▶ [What is being asked]
Exactly as written, retype the listing below, omitting the pictures.

▶ [Data records]
[Start]

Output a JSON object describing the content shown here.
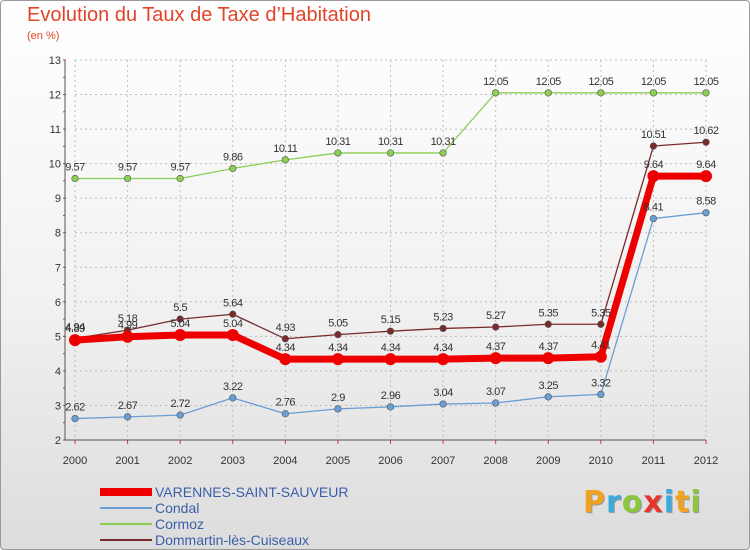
{
  "title": "Evolution du Taux de Taxe d’Habitation",
  "subtitle": "(en %)",
  "logo": {
    "letters": [
      "P",
      "r",
      "o",
      "x",
      "i",
      "t",
      "i"
    ],
    "colors": [
      "#f0a320",
      "#3aa9dc",
      "#8cc63f",
      "#e8352b",
      "#3aa9dc",
      "#f0a320",
      "#8cc63f"
    ]
  },
  "chart_data": {
    "type": "line",
    "x": [
      "2000",
      "2001",
      "2002",
      "2003",
      "2004",
      "2005",
      "2006",
      "2007",
      "2008",
      "2009",
      "2010",
      "2011",
      "2012"
    ],
    "ylim": [
      2,
      13
    ],
    "yticks": [
      "2",
      "3",
      "4",
      "5",
      "6",
      "7",
      "8",
      "9",
      "10",
      "11",
      "12",
      "13"
    ],
    "grid": true,
    "legend_position": "bottom-left",
    "series": [
      {
        "name": "Cormoz",
        "color": "#8ccf55",
        "values": [
          9.57,
          9.57,
          9.57,
          9.86,
          10.11,
          10.31,
          10.31,
          10.31,
          12.05,
          12.05,
          12.05,
          12.05,
          12.05
        ],
        "labels": [
          "9.57",
          "9.57",
          "9.57",
          "9.86",
          "10.11",
          "10.31",
          "10.31",
          "10.31",
          "12.05",
          "12.05",
          "12.05",
          "12.05",
          "12.05"
        ]
      },
      {
        "name": "Condal",
        "color": "#6a9fd4",
        "values": [
          2.62,
          2.67,
          2.72,
          3.22,
          2.76,
          2.9,
          2.96,
          3.04,
          3.07,
          3.25,
          3.32,
          8.41,
          8.58
        ],
        "labels": [
          "2.62",
          "2.67",
          "2.72",
          "3.22",
          "2.76",
          "2.9",
          "2.96",
          "3.04",
          "3.07",
          "3.25",
          "3.32",
          "8.41",
          "8.58"
        ]
      },
      {
        "name": "Dommartin-lès-Cuiseaux",
        "color": "#7a2a2a",
        "values": [
          4.94,
          5.18,
          5.5,
          5.64,
          4.93,
          5.05,
          5.15,
          5.23,
          5.27,
          5.35,
          5.35,
          10.51,
          10.62
        ],
        "labels": [
          "4.94",
          "5.18",
          "5.5",
          "5.64",
          "4.93",
          "5.05",
          "5.15",
          "5.23",
          "5.27",
          "5.35",
          "5.35",
          "10.51",
          "10.62"
        ]
      },
      {
        "name": "VARENNES-SAINT-SAUVEUR",
        "color": "#ee0000",
        "values": [
          4.89,
          4.99,
          5.04,
          5.04,
          4.34,
          4.34,
          4.34,
          4.34,
          4.37,
          4.37,
          4.41,
          9.64,
          9.64
        ],
        "labels": [
          "4.89",
          "4.99",
          "5.04",
          "5.04",
          "4.34",
          "4.34",
          "4.34",
          "4.34",
          "4.37",
          "4.37",
          "4.41",
          "9.64",
          "9.64"
        ]
      }
    ],
    "legend": [
      {
        "name": "VARENNES-SAINT-SAUVEUR",
        "color": "#ee0000",
        "thickness": "thick"
      },
      {
        "name": "Condal",
        "color": "#6a9fd4",
        "thickness": "thin"
      },
      {
        "name": "Cormoz",
        "color": "#8ccf55",
        "thickness": "thin"
      },
      {
        "name": "Dommartin-lès-Cuiseaux",
        "color": "#7a2a2a",
        "thickness": "thin"
      }
    ]
  }
}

[End]

▶ [Reply to the exercise]
Output a JSON object describing the content shown here.
{
  "title": "Evolution du Taux de Taxe d’Habitation",
  "subtitle": "(en %)",
  "logo": {
    "letters": [
      "P",
      "r",
      "o",
      "x",
      "i",
      "t",
      "i"
    ],
    "colors": [
      "#f0a320",
      "#3aa9dc",
      "#8cc63f",
      "#e8352b",
      "#3aa9dc",
      "#f0a320",
      "#8cc63f"
    ]
  },
  "chart_data": {
    "type": "line",
    "x": [
      "2000",
      "2001",
      "2002",
      "2003",
      "2004",
      "2005",
      "2006",
      "2007",
      "2008",
      "2009",
      "2010",
      "2011",
      "2012"
    ],
    "ylim": [
      2,
      13
    ],
    "yticks": [
      "2",
      "3",
      "4",
      "5",
      "6",
      "7",
      "8",
      "9",
      "10",
      "11",
      "12",
      "13"
    ],
    "grid": true,
    "legend_position": "bottom-left",
    "series": [
      {
        "name": "Cormoz",
        "color": "#8ccf55",
        "values": [
          9.57,
          9.57,
          9.57,
          9.86,
          10.11,
          10.31,
          10.31,
          10.31,
          12.05,
          12.05,
          12.05,
          12.05,
          12.05
        ],
        "labels": [
          "9.57",
          "9.57",
          "9.57",
          "9.86",
          "10.11",
          "10.31",
          "10.31",
          "10.31",
          "12.05",
          "12.05",
          "12.05",
          "12.05",
          "12.05"
        ]
      },
      {
        "name": "Condal",
        "color": "#6a9fd4",
        "values": [
          2.62,
          2.67,
          2.72,
          3.22,
          2.76,
          2.9,
          2.96,
          3.04,
          3.07,
          3.25,
          3.32,
          8.41,
          8.58
        ],
        "labels": [
          "2.62",
          "2.67",
          "2.72",
          "3.22",
          "2.76",
          "2.9",
          "2.96",
          "3.04",
          "3.07",
          "3.25",
          "3.32",
          "8.41",
          "8.58"
        ]
      },
      {
        "name": "Dommartin-lès-Cuiseaux",
        "color": "#7a2a2a",
        "values": [
          4.94,
          5.18,
          5.5,
          5.64,
          4.93,
          5.05,
          5.15,
          5.23,
          5.27,
          5.35,
          5.35,
          10.51,
          10.62
        ],
        "labels": [
          "4.94",
          "5.18",
          "5.5",
          "5.64",
          "4.93",
          "5.05",
          "5.15",
          "5.23",
          "5.27",
          "5.35",
          "5.35",
          "10.51",
          "10.62"
        ]
      },
      {
        "name": "VARENNES-SAINT-SAUVEUR",
        "color": "#ee0000",
        "values": [
          4.89,
          4.99,
          5.04,
          5.04,
          4.34,
          4.34,
          4.34,
          4.34,
          4.37,
          4.37,
          4.41,
          9.64,
          9.64
        ],
        "labels": [
          "4.89",
          "4.99",
          "5.04",
          "5.04",
          "4.34",
          "4.34",
          "4.34",
          "4.34",
          "4.37",
          "4.37",
          "4.41",
          "9.64",
          "9.64"
        ]
      }
    ],
    "legend": [
      {
        "name": "VARENNES-SAINT-SAUVEUR",
        "color": "#ee0000",
        "thickness": "thick"
      },
      {
        "name": "Condal",
        "color": "#6a9fd4",
        "thickness": "thin"
      },
      {
        "name": "Cormoz",
        "color": "#8ccf55",
        "thickness": "thin"
      },
      {
        "name": "Dommartin-lès-Cuiseaux",
        "color": "#7a2a2a",
        "thickness": "thin"
      }
    ]
  }
}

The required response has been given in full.